Il est vrai que l’école, dans tout cela, est le lieu ou la communauté de l’apprentissage et de la culture. Mais l’école catholique est aussi, même avant tout, un lieu et une communauté privilégiés pour l’éducation et la maturation de la foi. J’ai particulièrement insisté sur ce thème dans ma récente Exhortation apostolique sur « la catéchèse dans notre temps ». Une école catholique, disais-je, mériterait-elle encore un tel nom « si, fût-elle brillante par un très haut niveau d’enseignement dans les matières profanes, on avait quelques motifs justifiés de lui reprocher une négligence ou une déviation dans l’éducation proprement religieuse ? Et qu’on ne dise point que celle-ci sera toujours donnée implicitement ou de manière indirecte ! Le caractère propre et la raison profonde de l’Église catholique, ce pour quoi les parents catholiques devraient la préférer, c’est précisément la qualité de l’enseignement religieux intégré dans l’éducation des élèves » (Catechesi Tradendae, 69). C’est le droit des élèves des écoles catholiques d’y recevoir une catéchèse permanente, approfondie, articulée, qualifiée et adaptée aux exigences de leur âge et de leur préparation culturelle. Et cet enseignement religieux doit être intact dans son contenu car chaque disciple du Christ a le droit de recevoir la parole de la foi non mutilée, non falsifiée, non diminuée mais complète et intégrale, dans toute sa rigueur et dans toute sa vigueur (cf. ibid., n. 30).

Objectif - Quelle suite donneriez-vous au passage sur l'école catholique et l'enseignement religieux, en reprenant après sa dernière phrase ? Les lignes qui suivent ne sont pas nécessaires.

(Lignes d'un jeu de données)
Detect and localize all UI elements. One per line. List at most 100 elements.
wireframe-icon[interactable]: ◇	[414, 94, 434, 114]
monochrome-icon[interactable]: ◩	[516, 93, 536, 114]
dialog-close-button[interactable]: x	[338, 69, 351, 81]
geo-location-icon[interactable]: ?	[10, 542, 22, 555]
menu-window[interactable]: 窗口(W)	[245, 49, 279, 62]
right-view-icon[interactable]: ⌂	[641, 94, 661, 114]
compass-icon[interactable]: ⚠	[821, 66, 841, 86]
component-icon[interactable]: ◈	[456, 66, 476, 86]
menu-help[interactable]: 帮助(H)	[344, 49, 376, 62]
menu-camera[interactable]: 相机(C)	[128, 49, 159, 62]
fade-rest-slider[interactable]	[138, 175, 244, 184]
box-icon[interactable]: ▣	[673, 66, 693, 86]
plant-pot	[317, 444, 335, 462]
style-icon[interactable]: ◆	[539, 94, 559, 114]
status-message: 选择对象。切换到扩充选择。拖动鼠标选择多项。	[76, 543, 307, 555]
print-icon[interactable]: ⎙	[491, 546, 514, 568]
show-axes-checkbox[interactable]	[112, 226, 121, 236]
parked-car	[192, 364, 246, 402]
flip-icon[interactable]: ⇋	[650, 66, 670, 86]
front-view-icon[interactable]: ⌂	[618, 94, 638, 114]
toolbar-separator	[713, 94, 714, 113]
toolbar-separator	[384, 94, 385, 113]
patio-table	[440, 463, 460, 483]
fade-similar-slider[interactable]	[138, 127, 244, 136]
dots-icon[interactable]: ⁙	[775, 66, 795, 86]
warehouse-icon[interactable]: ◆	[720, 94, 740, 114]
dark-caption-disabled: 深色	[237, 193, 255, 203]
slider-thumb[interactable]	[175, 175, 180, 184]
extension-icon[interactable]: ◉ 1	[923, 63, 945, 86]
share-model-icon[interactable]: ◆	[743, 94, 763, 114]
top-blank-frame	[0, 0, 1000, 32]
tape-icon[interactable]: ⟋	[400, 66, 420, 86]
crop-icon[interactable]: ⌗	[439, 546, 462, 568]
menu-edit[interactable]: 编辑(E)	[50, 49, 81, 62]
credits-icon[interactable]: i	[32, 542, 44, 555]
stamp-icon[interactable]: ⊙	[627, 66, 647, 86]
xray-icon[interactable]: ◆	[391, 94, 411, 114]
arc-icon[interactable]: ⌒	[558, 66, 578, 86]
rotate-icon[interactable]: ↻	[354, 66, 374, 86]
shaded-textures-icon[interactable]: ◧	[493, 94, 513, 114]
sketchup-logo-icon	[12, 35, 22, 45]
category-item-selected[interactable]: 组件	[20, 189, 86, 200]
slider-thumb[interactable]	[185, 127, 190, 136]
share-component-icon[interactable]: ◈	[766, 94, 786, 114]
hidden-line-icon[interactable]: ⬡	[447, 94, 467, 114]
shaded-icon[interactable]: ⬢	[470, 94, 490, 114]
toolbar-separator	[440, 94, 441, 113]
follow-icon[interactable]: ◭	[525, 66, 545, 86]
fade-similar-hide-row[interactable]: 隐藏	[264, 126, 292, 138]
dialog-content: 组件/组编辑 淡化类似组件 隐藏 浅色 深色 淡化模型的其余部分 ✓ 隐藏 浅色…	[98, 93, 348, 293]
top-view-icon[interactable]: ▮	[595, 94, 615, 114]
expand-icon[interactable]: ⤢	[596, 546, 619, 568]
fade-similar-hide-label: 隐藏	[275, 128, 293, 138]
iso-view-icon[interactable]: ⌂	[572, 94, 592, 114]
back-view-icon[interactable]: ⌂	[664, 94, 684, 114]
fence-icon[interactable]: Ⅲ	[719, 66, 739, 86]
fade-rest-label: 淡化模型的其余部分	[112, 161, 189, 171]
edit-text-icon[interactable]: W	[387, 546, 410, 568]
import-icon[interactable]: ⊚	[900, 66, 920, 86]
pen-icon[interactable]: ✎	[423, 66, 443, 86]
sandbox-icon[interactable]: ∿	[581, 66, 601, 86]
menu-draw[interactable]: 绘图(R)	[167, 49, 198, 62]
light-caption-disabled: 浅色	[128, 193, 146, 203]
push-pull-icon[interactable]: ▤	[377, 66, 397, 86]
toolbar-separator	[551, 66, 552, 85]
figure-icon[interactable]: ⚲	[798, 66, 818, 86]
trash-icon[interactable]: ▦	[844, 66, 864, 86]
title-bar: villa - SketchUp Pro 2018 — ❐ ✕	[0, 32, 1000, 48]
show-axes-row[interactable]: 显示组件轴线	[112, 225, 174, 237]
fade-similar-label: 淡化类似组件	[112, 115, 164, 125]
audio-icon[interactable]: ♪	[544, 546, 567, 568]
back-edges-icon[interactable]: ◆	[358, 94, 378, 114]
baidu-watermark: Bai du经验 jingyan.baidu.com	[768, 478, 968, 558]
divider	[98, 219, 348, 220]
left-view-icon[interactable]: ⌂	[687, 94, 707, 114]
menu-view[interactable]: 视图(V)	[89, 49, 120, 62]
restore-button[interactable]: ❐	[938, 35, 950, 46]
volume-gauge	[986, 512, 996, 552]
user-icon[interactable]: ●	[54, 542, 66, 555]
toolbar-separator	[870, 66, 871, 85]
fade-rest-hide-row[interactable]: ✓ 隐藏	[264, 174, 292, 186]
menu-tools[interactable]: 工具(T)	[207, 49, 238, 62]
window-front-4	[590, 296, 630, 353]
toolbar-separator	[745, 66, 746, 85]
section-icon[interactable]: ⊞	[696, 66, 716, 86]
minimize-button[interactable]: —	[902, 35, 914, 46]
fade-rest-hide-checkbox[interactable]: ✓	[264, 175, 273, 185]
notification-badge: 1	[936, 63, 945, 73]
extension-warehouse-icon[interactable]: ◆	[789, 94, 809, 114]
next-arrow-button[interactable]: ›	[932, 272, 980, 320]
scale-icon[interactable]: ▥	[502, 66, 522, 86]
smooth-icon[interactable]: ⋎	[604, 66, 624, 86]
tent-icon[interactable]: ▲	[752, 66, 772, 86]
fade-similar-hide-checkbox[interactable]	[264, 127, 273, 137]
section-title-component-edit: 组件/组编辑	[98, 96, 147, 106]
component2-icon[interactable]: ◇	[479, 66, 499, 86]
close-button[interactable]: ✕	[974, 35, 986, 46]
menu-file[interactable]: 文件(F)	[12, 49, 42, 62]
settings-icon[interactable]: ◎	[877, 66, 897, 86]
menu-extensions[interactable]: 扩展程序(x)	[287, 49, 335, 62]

Résultat -
4. La personne, l’œuvre et le message du Christ doivent se trouver au centre de l’enseignement scolaire, au sommet de chaque intérêt. C’est lui notre vrai Maître (cf. Mt 23, 8-10), il est notre voie, la vérité et la vie (cf. Jn 14 6), il est notre Rédempteur et Sauveur (cf. Ep 1, 7 ; Col 1, 14). La tâche prioritaire et irremplaçable, aussi bien pour les professeurs que pour les élèves, c’est de connaître Jésus, en étudiant, en approfondissant, en méditant la Sainte Écriture, non pas comme un simple livre d’histoire mais comme le témoignage éternel d’un vivant car le Christ est ressuscité et « il est assis à la droite du Père ».

En outre, quand il s’agit de Jésus, il ne suffit pas de s’arrêter au plan de la connaissance théorique : sa personne, son message continuent à nous interpeller, à nous impliquer, à nous pousser à vivre de lui et en lui. On est alors vraiment chrétien lorsque, jour après jour, se réalisent les exigences, pas toujours faciles, de l’Évangile de Jésus. Que ne s’appliquent en rien à vous frères et sœurs, les paroles de saint Augustin : « Ceux qui se parent d’un nom et qui ne l’ont pas, quelle joie leur donne-t-il, ce nom, si ce n’est pas la réalité ?… Ainsi, beaucoup s’appellent chrétiens mais ne le sont pas parce qu’ils ne sont pas ce qu’ils disent être ni dans la vie, ni dans les mœurs, ni dans l’espérance, ni dans la charité. » (In Epist. Joann. Tract. IV, 4 ; PL 35, 2007.)

À vous les prêtres et les religieux, je souhaite qu’au milieu de vos chers élèves vous soyez toujours heureux de témoigner de votre don total et de votre consécration à Dieu et que vous considériez comme un véritable honneur en même temps qu’un grave devoir, de leur transmettre et de leur communiquer la foi chrétienne dans l’enseignement de la religion. Mais que votre vie évangélique soit une catéchèse vivante et lumineuse pour les enfants et les jeunes qui sont confiés à votre apostolat d’éducateurs.

À vous, professeurs laïcs, je souhaite que vous viviez intensément le sens des responsabilités en enseignant dans une école catholique. Ainsi, vos élèves vous apprécieront et vous admireront non seulement pour votre spécifique compétence professionnelle et culturelle, mais surtout pour votre cohérence chrétienne.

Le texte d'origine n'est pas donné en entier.